• _Directions for this task_:
Please find all lines in the data that hold the string "ringtone" and copy them.

• _Dataset_:
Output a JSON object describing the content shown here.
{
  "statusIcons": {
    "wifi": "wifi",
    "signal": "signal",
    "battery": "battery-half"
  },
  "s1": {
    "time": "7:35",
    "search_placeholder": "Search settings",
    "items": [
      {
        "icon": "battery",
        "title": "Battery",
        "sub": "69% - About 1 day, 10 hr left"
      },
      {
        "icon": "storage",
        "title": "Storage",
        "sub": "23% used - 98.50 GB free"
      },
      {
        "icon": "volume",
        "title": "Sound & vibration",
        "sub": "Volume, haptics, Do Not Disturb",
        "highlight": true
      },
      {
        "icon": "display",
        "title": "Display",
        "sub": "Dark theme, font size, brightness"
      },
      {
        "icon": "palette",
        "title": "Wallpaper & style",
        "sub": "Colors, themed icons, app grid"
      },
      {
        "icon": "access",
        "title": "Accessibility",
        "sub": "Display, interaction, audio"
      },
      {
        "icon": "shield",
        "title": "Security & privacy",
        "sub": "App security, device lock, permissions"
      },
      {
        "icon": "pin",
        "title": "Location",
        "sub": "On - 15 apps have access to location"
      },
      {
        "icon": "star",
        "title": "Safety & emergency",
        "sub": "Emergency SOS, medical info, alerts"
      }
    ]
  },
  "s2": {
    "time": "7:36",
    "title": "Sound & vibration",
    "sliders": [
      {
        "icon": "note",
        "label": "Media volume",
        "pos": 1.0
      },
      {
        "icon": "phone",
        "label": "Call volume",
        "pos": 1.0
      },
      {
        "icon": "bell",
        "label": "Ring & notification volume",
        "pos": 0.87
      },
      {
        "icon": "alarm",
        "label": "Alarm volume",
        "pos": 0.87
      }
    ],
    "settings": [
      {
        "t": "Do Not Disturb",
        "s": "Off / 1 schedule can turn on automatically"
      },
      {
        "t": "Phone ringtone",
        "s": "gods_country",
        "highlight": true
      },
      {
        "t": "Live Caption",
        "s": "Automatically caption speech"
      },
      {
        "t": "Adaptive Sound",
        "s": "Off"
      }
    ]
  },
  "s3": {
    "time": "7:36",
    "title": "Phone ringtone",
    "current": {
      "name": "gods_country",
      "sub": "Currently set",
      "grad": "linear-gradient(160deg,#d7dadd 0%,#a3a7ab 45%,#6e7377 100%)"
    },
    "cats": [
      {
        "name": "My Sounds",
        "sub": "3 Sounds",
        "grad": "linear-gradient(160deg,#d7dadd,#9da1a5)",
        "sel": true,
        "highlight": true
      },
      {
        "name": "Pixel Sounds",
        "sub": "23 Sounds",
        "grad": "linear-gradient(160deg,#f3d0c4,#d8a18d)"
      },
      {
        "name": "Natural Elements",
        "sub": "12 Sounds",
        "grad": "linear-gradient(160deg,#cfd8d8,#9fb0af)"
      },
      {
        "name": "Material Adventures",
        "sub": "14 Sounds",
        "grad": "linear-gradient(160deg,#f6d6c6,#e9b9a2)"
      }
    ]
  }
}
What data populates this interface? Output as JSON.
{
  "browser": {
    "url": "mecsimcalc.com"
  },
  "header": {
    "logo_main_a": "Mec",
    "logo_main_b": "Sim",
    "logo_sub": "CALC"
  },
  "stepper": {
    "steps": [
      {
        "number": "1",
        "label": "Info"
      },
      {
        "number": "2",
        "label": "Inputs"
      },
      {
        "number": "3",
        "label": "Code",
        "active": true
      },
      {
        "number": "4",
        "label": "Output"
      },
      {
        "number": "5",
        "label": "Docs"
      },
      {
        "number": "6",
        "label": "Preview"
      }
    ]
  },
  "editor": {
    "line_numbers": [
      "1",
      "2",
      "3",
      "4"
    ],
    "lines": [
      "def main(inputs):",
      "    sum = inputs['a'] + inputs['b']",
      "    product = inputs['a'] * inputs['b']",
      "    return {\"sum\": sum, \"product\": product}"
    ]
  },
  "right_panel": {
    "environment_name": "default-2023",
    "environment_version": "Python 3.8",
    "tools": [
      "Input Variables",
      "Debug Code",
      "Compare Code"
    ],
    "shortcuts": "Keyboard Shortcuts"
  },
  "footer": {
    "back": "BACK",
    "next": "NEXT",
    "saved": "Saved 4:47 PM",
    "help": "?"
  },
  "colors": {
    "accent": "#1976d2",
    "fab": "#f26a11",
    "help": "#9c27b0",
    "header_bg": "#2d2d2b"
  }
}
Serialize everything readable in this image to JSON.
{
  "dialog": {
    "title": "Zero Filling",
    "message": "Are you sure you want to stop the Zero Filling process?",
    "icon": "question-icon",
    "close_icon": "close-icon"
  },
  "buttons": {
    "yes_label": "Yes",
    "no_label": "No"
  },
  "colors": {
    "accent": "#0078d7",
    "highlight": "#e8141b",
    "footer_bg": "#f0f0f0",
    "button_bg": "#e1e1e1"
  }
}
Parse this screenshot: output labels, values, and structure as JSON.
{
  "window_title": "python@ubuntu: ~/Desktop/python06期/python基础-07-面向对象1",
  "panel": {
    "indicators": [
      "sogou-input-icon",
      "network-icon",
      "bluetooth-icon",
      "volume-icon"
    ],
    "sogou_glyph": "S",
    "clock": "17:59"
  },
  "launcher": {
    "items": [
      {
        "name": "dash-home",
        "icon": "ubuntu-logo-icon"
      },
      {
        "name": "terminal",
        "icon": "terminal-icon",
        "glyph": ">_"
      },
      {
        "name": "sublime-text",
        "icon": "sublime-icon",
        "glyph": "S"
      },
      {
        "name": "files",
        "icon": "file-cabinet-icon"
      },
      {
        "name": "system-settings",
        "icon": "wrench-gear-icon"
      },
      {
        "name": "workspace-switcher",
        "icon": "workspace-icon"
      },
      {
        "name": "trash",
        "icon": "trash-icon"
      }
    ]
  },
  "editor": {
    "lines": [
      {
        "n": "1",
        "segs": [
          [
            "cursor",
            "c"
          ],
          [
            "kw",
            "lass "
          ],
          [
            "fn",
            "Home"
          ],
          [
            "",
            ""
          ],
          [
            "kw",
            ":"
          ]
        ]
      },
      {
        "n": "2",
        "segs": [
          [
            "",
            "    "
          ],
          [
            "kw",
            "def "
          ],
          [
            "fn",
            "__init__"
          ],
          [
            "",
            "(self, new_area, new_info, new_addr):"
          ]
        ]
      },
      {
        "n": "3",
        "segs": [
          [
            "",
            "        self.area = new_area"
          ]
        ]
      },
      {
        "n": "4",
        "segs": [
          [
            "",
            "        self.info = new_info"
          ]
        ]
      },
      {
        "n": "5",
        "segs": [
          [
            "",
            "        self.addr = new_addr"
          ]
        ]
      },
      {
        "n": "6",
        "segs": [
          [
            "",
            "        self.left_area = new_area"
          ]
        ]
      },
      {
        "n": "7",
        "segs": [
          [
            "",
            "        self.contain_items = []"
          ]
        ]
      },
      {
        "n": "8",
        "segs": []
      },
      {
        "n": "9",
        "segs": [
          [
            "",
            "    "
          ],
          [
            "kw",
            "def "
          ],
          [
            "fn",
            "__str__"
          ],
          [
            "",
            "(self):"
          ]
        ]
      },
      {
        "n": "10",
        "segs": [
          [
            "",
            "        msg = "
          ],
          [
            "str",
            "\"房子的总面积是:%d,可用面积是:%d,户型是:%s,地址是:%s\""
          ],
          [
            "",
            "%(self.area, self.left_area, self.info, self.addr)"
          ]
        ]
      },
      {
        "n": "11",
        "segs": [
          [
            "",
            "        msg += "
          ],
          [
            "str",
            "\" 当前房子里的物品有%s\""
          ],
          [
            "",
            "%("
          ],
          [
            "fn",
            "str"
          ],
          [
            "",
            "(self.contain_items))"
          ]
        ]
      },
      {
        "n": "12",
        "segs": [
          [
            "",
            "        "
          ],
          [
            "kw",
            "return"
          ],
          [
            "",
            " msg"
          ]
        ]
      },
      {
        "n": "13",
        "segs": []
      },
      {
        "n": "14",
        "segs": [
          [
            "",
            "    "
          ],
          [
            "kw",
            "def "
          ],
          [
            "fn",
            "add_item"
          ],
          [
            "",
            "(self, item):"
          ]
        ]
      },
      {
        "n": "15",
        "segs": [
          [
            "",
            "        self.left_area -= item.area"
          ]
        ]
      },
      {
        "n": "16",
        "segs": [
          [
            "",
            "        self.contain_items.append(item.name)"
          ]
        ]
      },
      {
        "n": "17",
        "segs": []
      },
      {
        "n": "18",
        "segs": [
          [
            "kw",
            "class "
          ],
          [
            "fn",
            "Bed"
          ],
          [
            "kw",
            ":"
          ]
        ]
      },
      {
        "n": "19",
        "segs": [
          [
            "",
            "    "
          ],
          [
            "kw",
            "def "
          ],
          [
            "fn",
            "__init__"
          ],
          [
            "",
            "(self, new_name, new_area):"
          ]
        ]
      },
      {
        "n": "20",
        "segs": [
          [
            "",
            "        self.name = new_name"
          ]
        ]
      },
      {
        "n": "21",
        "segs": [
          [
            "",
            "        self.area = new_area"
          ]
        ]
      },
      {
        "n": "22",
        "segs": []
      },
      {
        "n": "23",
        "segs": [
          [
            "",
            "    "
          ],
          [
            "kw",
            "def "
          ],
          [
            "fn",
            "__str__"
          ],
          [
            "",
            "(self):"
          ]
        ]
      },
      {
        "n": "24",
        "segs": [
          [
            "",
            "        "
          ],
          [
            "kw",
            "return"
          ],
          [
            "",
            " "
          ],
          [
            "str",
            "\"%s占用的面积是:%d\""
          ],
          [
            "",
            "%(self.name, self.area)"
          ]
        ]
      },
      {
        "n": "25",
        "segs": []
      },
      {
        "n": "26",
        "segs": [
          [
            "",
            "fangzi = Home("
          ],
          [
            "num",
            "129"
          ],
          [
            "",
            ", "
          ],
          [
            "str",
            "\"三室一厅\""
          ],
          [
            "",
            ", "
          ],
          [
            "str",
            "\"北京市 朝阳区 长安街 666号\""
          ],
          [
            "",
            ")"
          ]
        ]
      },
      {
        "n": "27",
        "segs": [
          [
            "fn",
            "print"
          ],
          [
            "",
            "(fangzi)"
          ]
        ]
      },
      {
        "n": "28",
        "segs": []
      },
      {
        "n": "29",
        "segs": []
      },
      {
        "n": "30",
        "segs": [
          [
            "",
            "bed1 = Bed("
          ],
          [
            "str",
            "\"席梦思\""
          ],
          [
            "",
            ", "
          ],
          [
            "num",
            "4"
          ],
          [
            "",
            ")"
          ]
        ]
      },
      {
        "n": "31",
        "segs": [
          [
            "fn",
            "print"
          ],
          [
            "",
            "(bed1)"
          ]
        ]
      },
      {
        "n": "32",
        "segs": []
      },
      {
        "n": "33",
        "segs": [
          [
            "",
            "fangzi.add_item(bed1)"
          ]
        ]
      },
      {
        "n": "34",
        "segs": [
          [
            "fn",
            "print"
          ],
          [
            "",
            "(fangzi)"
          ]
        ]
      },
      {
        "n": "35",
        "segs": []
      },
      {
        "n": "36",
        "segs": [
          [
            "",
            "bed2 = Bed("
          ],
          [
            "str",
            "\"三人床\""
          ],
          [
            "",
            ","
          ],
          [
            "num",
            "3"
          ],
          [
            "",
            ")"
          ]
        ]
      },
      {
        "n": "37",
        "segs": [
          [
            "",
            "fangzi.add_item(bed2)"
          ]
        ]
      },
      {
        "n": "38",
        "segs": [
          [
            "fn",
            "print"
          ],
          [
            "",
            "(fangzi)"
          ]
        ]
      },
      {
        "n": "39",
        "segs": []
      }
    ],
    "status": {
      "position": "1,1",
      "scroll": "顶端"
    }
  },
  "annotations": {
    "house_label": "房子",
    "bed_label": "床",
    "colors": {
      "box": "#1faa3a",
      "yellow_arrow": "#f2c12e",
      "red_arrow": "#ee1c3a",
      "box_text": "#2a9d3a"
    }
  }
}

• _Output_:
        "t": "Phone ringtone",
    "title": "Phone ringtone",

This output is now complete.